[Start of INPUT]

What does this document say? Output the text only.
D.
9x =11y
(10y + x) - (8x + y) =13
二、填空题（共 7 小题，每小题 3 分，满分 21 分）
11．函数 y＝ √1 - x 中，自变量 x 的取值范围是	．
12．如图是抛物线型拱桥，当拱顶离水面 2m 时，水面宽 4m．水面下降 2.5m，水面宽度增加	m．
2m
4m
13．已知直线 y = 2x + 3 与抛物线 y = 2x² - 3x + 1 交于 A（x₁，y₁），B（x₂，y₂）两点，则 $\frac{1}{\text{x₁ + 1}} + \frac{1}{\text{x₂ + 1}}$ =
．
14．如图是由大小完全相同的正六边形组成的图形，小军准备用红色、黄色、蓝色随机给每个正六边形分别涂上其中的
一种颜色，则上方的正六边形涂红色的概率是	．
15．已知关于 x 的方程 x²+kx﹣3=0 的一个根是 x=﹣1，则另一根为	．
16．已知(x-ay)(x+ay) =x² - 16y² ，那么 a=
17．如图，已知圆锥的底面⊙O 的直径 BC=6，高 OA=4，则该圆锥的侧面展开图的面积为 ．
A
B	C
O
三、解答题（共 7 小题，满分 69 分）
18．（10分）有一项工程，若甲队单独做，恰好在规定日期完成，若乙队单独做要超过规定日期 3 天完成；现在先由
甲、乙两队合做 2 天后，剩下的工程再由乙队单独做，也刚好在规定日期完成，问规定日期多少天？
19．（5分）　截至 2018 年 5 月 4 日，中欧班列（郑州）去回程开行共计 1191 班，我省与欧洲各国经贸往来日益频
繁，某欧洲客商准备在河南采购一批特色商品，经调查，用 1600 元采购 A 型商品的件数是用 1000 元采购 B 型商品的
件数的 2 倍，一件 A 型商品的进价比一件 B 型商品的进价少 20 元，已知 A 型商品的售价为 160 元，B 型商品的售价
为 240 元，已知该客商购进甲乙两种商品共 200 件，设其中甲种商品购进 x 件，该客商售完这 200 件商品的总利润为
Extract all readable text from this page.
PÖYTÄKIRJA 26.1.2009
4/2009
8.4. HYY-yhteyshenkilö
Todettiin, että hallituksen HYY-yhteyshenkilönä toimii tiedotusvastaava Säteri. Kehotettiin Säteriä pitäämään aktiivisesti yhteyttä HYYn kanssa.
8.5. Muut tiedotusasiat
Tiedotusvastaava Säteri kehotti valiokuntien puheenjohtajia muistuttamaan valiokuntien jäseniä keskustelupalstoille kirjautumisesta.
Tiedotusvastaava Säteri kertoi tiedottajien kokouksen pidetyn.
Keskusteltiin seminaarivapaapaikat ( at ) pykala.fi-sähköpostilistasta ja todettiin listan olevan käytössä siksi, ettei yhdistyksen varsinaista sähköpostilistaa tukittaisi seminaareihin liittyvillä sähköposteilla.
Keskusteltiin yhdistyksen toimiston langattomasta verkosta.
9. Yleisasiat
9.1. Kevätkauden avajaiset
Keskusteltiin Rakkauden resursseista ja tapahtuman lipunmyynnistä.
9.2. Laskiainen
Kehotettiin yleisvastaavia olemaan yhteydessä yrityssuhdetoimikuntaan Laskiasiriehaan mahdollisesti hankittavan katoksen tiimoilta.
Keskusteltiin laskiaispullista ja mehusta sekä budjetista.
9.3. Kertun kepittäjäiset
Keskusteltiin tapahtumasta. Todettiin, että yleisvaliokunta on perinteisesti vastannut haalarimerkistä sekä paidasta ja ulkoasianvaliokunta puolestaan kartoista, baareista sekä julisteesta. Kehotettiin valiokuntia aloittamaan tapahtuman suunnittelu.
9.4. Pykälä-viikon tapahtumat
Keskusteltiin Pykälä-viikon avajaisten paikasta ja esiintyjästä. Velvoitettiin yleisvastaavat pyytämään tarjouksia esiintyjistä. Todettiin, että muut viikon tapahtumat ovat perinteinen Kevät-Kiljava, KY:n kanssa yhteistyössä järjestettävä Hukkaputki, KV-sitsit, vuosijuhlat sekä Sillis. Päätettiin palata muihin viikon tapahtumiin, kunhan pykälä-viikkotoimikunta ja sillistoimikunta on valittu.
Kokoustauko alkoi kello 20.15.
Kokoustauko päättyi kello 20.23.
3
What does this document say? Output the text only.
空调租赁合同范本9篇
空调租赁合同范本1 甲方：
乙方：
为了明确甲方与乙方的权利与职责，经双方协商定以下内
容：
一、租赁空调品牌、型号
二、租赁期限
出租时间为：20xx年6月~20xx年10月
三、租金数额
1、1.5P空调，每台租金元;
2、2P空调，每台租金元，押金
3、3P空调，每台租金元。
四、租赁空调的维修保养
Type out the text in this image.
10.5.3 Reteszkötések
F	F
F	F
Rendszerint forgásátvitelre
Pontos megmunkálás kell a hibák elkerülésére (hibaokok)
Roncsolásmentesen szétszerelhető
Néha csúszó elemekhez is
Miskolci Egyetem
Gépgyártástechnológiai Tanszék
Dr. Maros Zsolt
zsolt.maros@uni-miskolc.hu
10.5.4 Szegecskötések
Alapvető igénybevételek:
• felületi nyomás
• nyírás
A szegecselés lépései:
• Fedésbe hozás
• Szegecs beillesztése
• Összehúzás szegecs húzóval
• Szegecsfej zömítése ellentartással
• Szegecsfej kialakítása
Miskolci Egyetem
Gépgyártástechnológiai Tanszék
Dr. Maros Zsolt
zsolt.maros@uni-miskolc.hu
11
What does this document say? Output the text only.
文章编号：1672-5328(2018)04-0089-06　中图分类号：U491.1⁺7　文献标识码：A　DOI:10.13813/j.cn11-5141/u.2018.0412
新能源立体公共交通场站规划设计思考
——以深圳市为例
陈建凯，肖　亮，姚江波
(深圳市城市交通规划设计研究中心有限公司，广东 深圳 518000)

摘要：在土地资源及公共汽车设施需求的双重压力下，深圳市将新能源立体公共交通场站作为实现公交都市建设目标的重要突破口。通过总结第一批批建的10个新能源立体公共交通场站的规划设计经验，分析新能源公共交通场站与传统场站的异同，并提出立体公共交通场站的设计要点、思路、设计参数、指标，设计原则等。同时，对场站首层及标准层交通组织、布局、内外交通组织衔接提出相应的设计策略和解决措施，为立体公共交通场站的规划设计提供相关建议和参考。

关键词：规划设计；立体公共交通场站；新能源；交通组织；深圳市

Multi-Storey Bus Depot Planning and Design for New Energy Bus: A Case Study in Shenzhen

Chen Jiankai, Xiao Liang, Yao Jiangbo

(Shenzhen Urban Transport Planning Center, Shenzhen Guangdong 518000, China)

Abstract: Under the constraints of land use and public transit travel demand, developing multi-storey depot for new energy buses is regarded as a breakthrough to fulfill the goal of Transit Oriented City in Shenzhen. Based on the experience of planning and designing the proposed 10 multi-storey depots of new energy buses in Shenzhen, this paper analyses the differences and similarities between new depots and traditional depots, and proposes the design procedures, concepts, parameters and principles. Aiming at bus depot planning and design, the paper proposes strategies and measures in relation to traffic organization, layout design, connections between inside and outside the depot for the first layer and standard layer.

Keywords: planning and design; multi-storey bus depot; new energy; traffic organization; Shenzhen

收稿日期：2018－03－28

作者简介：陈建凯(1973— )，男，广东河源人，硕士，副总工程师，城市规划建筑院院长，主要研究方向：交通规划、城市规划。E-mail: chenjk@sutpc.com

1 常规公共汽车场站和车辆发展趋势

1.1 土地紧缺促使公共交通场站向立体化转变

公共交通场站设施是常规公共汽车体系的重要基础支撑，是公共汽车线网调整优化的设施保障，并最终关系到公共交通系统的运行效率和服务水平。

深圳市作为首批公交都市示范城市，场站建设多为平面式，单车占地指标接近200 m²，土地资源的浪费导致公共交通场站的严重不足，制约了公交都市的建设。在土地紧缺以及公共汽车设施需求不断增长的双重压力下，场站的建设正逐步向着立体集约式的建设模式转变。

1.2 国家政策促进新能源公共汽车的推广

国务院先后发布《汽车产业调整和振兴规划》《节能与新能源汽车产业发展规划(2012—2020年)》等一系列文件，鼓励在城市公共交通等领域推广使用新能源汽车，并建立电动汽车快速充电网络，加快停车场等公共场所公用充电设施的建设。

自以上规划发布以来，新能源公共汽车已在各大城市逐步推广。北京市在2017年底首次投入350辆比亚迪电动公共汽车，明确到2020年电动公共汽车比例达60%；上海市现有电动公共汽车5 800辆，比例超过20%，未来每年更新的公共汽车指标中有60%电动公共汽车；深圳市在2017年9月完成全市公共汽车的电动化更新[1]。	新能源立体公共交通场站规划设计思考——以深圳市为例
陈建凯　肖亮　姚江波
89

[End of INPUT]

Pick each line holding the word "viikon" out of the listing.

▶ [SOLUTION TO THE EXERCISE]
9.4. Pykälä-viikon tapahtumat
Keskusteltiin Pykälä-viikon avajaisten paikasta ja esiintyjästä. Velvoitettiin yleisvastaavat pyytämään tarjouksia esiintyjistä. Todettiin, että muut viikon tapahtumat ovat perinteinen Kevät-Kiljava, KY:n kanssa yhteistyössä järjestettävä Hukkaputki, KV-sitsit, vuosijuhlat sekä Sillis. Päätettiin palata muihin viikon tapahtumiin, kunhan pykälä-viikkotoimikunta ja sillistoimikunta on valittu.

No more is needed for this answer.